-- Text under study follows --

It includes the error contributions from both random and systematic error, which account for imprecision and bias, respectively. The performing laboratory needs to determine their own allowable total error limits for their assays, and there is no one-size-fits-all approach. The March 2026 issue of JALM features a review article that provides an overview of allowable total error and different methods of deriving it for clinical assays.

Today we’re joined by the article’s corresponding author, Dr. Kornelia Galior. Dr. Galior is a Director of Clinical Chemistry and Point-of-Care Testing at Grady Memorial Hospital and an Associate Professor in the Department of Pathology and Laboratory Medicine at Emory Medical School in Atlanta, Georgia. Dr. Galior’s interests in the field of laboratory medicine focus on preventing laboratory errors, applications of biological variations, and defining quality metrics.

She is currently a member of the European Federation of Laboratory Medicine Task Group, involved with maintaining and improving the biological variation database, which will be quite relevant to our podcast today. Welcome, Dr. Galior. First off, what made you particularly interested in the concept of allowable total error?

Kornelia Galior:
So it actually happened by chance. Right after my fellowship in my first job as a clinical chemist, the chemistry manager came to me and gave me my first project, which was to re-evaluate the allowable total error, also known as performance goals or quality goals, on all the chemistry tests we had at that time. And I remember how lost I was at first, because we had over 100 tests at that time.

And because it was my first job, I was trying to do my best. I remember that my first question was, “how did we get the acceptance criteria that we are currently using in our laboratory?” And his response was that the previous leadership decided on these error limits.

So, I ended up learning about this concept much more than I anticipated. And then later on, my mentor, also a clinical chemist at the time, advised me to submit an ADLM roundtable proposal on this topic and that’s how it all started.

Randye Kaye:
Oh, wonderful. And you know, we should all do that in our first job, like go the extra mile and do what excites us.

Kornelia Galior:
Exactly.

Randye Kaye:
Yeah. So it’s really clear you’re excited about the topic. So, my next question is, why is knowing how to derive acceptance limits important in laboratory medicine?

Kornelia Galior:
So, in my opinion, this topic is very important in the clinical laboratory, because laboratory personnel use these limits routinely. For example, before we implement a new instrument or a new test in the laboratory, we are required to perform method evaluation studies. And we will judge the acceptability of these studies using predefined allowable total error limits.

-- Text under study concluded --

(Required action A) According to the allowable total error interview, what was the first project the chemistry manager gave Dr. Galior?
(Required action B) Please transcribe everything in the allowable total error interview from "She is currently" down to "tests at that time.".

-- Excerpted data follows --

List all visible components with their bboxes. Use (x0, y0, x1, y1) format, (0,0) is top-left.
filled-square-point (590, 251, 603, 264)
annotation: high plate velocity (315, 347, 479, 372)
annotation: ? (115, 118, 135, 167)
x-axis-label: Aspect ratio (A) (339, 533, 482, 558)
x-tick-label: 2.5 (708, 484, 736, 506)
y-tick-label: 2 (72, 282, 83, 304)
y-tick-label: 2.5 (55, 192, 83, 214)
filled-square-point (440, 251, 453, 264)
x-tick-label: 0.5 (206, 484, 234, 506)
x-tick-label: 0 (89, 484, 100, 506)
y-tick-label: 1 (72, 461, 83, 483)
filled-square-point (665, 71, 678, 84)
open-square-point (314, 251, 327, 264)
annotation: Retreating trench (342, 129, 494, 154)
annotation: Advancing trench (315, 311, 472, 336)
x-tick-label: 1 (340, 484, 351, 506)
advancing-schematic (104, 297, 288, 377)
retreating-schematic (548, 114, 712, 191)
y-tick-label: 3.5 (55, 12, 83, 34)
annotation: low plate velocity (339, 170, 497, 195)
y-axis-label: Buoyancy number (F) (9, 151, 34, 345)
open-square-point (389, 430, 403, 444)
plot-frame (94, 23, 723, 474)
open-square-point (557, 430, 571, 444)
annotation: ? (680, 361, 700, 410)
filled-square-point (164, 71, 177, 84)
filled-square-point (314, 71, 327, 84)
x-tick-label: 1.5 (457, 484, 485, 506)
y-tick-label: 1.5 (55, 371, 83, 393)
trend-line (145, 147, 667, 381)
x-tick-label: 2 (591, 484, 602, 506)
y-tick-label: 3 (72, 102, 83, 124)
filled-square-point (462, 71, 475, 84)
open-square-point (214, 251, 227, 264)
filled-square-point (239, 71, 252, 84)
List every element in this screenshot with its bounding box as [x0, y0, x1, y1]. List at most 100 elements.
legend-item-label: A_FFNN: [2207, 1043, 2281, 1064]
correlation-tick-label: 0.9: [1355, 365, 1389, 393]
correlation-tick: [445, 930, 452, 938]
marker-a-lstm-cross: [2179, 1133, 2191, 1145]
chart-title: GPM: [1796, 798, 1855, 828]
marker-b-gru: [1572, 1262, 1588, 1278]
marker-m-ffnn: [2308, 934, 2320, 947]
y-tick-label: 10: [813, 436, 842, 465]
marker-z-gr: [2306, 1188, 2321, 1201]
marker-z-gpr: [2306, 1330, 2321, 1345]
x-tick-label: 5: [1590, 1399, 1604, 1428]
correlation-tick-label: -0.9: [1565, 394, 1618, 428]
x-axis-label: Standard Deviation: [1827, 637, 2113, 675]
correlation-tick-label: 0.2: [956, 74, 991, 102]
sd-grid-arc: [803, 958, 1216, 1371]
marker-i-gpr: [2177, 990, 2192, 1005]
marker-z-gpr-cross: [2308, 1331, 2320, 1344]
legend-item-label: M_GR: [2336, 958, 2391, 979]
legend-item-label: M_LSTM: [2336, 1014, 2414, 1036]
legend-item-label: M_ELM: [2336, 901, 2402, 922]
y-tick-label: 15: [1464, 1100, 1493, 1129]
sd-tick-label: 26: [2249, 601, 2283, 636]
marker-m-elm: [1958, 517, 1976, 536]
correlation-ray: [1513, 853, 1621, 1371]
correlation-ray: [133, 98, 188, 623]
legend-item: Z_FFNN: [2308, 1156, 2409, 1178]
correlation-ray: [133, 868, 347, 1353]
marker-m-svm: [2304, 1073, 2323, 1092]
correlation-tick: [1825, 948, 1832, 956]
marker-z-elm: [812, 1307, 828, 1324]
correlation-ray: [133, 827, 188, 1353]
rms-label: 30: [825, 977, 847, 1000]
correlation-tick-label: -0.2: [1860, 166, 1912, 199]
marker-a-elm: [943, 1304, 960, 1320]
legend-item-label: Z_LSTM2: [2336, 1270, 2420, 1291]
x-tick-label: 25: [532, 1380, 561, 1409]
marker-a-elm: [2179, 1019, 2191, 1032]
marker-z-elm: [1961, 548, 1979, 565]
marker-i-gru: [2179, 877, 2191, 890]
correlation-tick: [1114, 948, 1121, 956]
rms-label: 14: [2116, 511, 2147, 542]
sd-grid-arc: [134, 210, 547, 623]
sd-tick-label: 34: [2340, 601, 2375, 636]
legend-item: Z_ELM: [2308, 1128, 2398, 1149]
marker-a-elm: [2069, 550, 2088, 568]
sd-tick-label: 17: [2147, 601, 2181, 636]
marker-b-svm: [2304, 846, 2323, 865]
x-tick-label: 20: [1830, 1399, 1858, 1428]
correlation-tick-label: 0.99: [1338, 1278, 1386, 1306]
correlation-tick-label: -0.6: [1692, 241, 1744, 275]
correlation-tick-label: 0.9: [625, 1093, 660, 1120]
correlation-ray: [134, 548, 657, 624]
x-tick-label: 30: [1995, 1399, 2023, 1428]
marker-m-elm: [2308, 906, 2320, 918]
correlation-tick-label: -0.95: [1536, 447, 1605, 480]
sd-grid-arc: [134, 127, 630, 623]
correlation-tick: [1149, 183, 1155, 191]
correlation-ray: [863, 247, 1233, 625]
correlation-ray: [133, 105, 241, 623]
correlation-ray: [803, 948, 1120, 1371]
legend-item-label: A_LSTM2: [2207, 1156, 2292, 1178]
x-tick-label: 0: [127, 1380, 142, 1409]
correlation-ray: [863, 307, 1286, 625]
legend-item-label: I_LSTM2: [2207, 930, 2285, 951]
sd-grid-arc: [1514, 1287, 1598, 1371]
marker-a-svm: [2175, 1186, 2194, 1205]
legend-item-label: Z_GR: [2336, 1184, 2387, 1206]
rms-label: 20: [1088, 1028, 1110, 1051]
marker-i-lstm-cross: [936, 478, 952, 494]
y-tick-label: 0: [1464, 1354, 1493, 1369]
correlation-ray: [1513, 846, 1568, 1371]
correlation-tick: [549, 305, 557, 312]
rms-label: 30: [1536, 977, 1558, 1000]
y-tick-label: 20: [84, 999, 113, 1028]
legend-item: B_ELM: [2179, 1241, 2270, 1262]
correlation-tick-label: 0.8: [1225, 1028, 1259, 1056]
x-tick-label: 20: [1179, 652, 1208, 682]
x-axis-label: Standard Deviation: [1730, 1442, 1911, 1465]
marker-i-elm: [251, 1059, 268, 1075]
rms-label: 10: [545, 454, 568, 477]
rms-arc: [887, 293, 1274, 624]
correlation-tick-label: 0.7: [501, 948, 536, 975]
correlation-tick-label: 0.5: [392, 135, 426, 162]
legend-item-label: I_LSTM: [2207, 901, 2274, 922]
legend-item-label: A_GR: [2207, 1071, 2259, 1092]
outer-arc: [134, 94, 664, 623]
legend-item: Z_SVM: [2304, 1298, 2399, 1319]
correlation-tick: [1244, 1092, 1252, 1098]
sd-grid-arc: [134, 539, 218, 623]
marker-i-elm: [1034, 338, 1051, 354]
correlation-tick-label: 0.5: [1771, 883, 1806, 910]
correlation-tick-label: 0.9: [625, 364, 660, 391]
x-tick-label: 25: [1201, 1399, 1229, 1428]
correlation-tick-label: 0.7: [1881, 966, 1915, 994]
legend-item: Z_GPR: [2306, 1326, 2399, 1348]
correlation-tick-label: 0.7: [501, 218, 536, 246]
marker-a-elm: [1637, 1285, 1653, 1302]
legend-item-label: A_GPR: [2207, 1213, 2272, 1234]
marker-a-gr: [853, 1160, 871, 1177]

-- Excerpted data concluded --

(Answer box A) Re-evaluating the allowable total error on all the chemistry tests the laboratory had at that time.

(Answer box B)
She is currently a member of the European Federation of Laboratory Medicine Task Group, involved with maintaining and improving the biological variation database, which will be quite relevant to our podcast today. Welcome, Dr. Galior. First off, what made you particularly interested in the concept of allowable total error?

Kornelia Galior:
So it actually happened by chance. Right after my fellowship in my first job as a clinical chemist, the chemistry manager came to me and gave me my first project, which was to re-evaluate the allowable total error, also known as performance goals or quality goals, on all the chemistry tests we had at that time. And I remember how lost I was at first, because we had over 100 tests at that time.